=== WHAT THE TASK REQUIRES ===
Identify the lines that contain the string "selected" and copy all of them.

=== DATA SECTION ===
▼

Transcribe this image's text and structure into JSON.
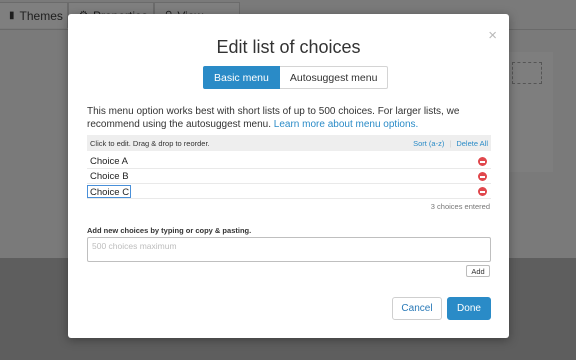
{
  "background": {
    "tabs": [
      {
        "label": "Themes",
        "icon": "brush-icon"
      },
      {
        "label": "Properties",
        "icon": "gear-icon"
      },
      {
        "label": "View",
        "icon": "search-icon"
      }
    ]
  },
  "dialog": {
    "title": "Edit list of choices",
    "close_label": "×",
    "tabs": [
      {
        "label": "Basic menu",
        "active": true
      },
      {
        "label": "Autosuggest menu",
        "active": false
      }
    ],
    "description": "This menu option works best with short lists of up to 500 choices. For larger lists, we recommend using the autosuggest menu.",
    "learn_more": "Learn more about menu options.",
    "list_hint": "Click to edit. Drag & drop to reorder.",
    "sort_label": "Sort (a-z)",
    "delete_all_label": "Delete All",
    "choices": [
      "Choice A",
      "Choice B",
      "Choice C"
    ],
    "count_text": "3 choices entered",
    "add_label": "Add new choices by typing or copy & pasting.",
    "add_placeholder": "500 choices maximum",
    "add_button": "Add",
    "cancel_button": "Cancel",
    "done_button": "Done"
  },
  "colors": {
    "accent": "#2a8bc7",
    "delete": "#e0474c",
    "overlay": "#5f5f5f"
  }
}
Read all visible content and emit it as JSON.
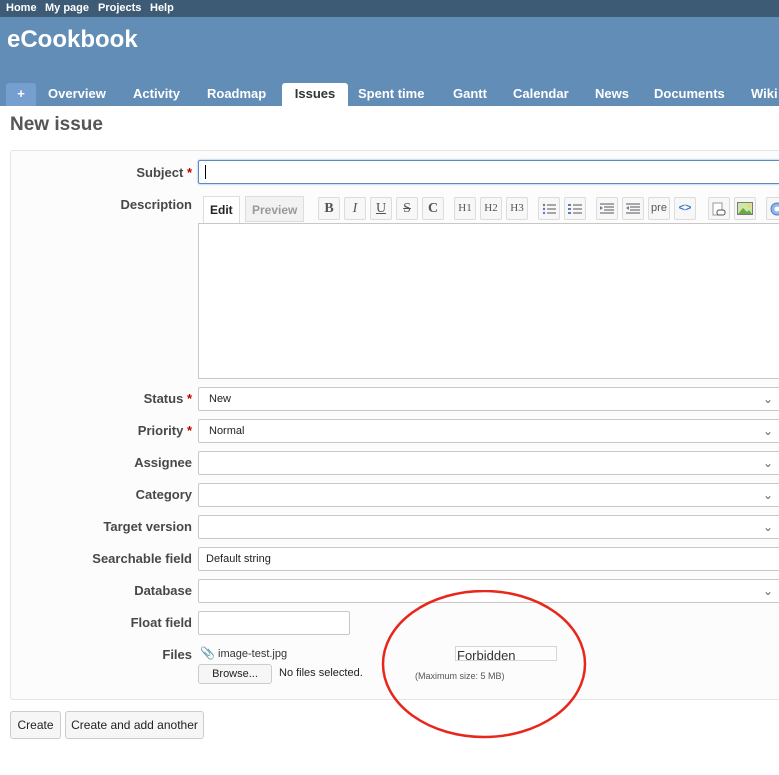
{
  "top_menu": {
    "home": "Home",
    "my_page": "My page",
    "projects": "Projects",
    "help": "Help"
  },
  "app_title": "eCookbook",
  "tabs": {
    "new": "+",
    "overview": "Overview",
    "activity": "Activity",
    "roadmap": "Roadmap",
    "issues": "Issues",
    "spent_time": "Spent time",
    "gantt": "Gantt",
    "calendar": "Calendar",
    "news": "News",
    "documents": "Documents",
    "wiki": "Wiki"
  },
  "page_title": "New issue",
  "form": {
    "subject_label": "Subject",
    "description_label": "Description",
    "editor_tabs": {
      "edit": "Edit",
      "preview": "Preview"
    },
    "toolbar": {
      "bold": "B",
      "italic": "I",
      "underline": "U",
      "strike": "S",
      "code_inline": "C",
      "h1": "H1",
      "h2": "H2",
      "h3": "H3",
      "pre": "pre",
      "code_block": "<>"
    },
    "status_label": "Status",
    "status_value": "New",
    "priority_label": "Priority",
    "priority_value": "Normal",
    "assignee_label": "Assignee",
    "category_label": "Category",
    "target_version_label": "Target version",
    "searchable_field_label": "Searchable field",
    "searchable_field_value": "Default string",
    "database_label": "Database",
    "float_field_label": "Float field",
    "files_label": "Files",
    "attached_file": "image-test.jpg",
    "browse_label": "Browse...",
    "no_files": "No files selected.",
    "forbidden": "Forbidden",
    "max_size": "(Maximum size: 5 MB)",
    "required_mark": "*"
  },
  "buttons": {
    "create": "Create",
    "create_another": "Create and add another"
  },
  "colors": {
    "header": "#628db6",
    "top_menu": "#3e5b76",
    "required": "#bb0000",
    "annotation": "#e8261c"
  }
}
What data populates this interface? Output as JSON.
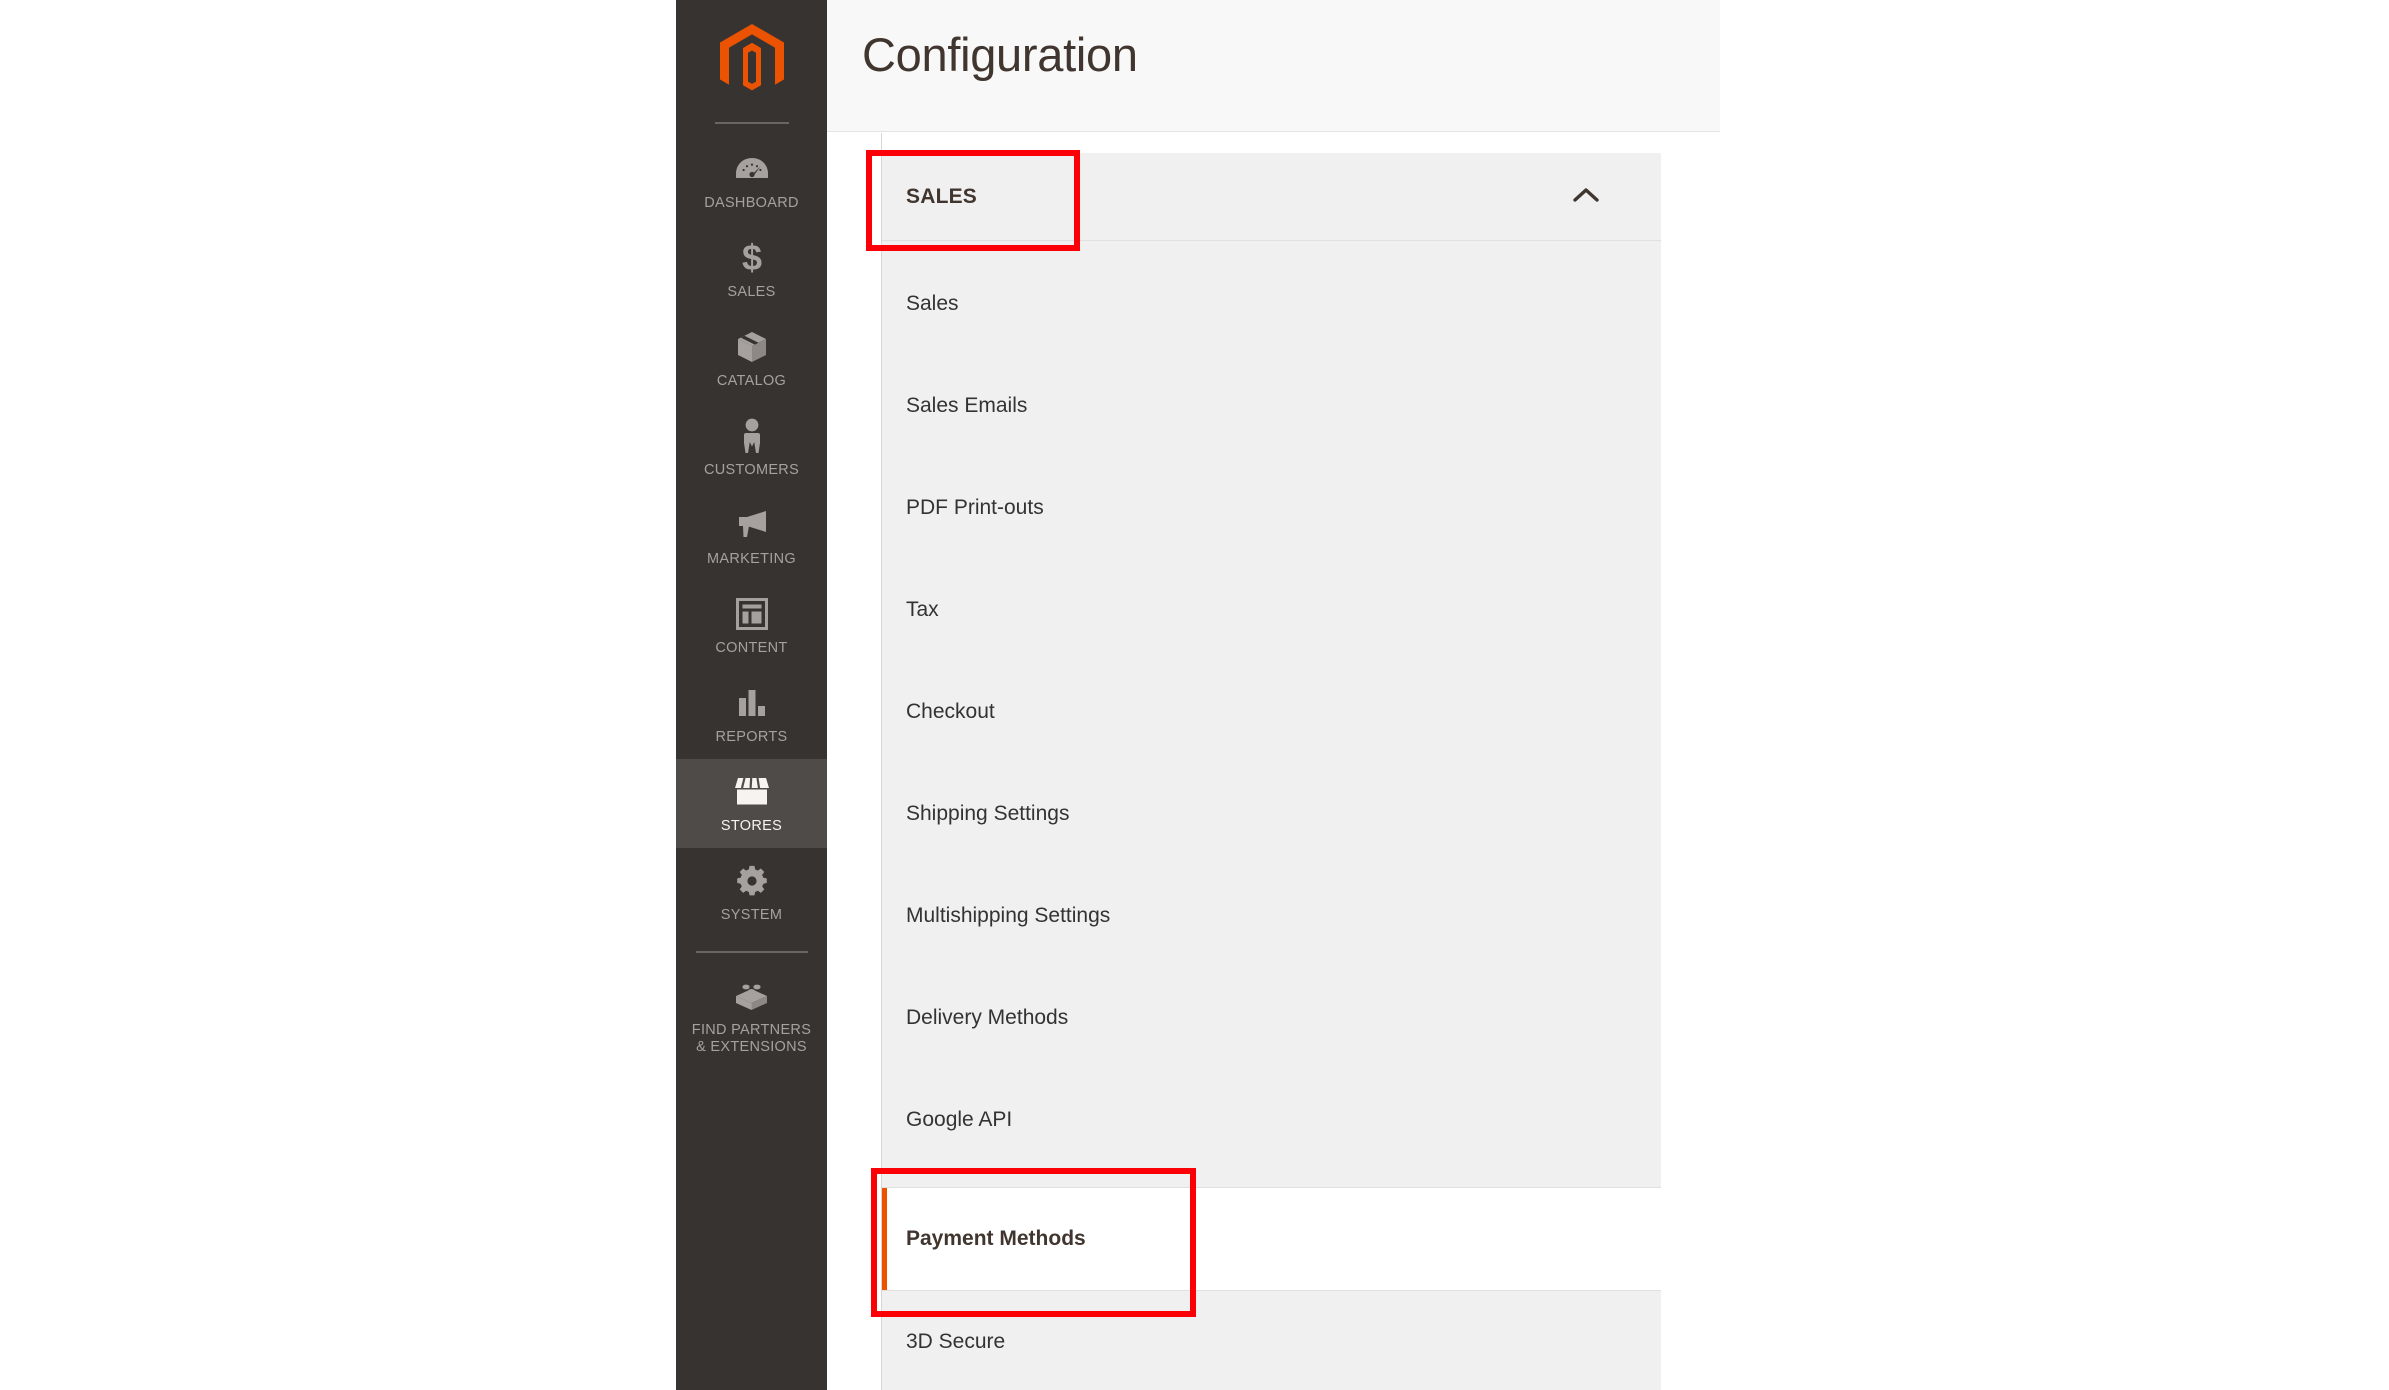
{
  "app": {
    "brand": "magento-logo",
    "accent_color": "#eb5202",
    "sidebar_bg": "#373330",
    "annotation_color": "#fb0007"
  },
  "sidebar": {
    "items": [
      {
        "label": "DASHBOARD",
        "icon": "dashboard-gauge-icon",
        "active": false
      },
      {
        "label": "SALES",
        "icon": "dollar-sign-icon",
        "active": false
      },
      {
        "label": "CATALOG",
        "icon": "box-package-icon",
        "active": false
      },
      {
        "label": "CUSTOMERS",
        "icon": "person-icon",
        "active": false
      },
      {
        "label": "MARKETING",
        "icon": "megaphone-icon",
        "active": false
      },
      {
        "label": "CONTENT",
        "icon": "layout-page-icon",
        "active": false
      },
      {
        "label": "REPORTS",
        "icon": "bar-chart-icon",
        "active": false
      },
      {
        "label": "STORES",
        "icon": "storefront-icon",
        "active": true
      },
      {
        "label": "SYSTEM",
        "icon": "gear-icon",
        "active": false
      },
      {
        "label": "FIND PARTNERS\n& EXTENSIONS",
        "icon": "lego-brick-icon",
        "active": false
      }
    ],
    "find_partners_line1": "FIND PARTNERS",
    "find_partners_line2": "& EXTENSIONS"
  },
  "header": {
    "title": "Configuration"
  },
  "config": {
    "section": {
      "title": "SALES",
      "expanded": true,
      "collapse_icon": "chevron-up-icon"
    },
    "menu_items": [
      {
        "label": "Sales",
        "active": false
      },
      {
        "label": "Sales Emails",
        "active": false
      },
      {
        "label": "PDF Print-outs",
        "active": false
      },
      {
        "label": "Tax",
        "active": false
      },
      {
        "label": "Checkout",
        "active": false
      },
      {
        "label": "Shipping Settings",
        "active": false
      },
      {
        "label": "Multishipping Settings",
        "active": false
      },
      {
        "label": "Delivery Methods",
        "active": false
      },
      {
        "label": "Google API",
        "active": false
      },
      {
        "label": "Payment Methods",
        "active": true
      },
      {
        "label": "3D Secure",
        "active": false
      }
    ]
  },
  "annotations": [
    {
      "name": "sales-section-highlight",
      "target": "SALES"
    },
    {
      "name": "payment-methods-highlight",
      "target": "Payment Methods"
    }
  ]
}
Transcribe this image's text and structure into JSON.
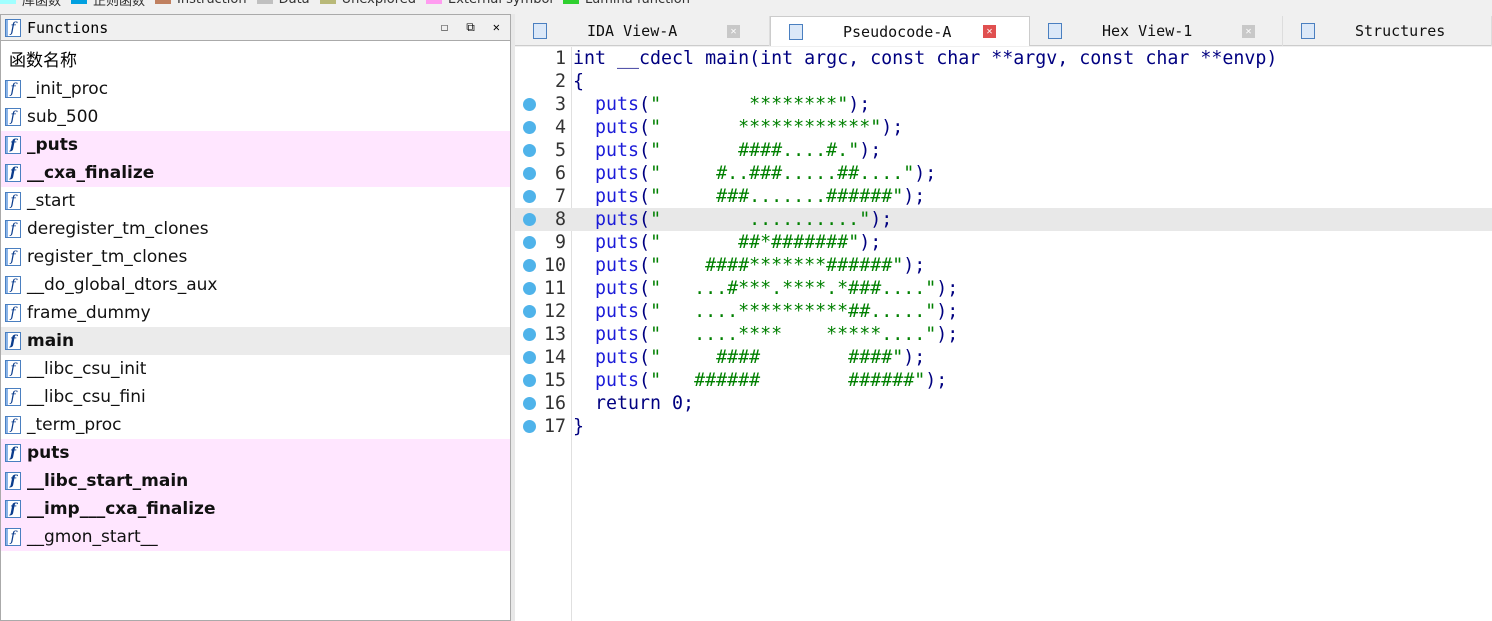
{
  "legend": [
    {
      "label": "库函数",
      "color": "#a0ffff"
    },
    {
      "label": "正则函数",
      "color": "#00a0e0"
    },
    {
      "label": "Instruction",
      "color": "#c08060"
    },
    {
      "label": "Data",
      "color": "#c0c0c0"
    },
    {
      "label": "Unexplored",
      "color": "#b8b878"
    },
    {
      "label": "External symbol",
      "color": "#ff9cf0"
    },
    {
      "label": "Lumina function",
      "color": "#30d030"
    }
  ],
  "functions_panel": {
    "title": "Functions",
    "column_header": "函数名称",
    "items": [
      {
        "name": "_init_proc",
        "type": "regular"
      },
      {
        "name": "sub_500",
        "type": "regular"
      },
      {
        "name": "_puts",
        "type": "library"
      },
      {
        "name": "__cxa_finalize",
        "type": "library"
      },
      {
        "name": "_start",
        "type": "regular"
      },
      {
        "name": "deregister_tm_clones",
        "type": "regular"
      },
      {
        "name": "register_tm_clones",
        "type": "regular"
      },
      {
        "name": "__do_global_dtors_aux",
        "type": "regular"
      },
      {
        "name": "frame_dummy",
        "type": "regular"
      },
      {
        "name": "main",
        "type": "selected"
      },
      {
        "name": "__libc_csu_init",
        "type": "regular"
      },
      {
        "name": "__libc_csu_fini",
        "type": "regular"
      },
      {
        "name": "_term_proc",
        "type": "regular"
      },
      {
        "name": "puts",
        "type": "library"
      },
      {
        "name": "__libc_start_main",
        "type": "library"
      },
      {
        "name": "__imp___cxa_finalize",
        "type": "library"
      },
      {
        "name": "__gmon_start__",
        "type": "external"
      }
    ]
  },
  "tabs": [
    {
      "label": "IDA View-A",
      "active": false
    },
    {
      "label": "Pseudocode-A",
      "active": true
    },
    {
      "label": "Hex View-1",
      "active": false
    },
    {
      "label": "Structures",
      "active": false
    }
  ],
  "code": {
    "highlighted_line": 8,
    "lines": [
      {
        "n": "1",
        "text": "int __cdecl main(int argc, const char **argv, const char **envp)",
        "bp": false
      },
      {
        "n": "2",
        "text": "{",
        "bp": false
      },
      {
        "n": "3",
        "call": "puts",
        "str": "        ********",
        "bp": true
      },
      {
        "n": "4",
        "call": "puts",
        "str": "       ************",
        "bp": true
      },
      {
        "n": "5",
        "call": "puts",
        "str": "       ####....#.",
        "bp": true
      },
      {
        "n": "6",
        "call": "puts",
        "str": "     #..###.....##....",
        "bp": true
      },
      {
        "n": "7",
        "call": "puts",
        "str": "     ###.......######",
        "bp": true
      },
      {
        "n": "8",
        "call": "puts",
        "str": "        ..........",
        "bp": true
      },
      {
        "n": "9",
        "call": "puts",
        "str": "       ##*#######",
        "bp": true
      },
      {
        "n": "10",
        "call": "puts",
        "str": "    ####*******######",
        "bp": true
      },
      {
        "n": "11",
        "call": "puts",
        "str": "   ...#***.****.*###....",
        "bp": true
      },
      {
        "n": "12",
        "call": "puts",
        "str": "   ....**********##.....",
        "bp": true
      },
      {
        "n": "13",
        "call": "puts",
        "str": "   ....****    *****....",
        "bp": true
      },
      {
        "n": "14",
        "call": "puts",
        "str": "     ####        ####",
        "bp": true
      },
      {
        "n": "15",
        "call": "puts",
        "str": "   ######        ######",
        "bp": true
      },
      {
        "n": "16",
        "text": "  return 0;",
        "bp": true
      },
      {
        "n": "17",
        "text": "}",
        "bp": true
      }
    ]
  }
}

▲

=== EXERCISE RESULT ===
    "no_files": "No files selected.",
        "type": "selected"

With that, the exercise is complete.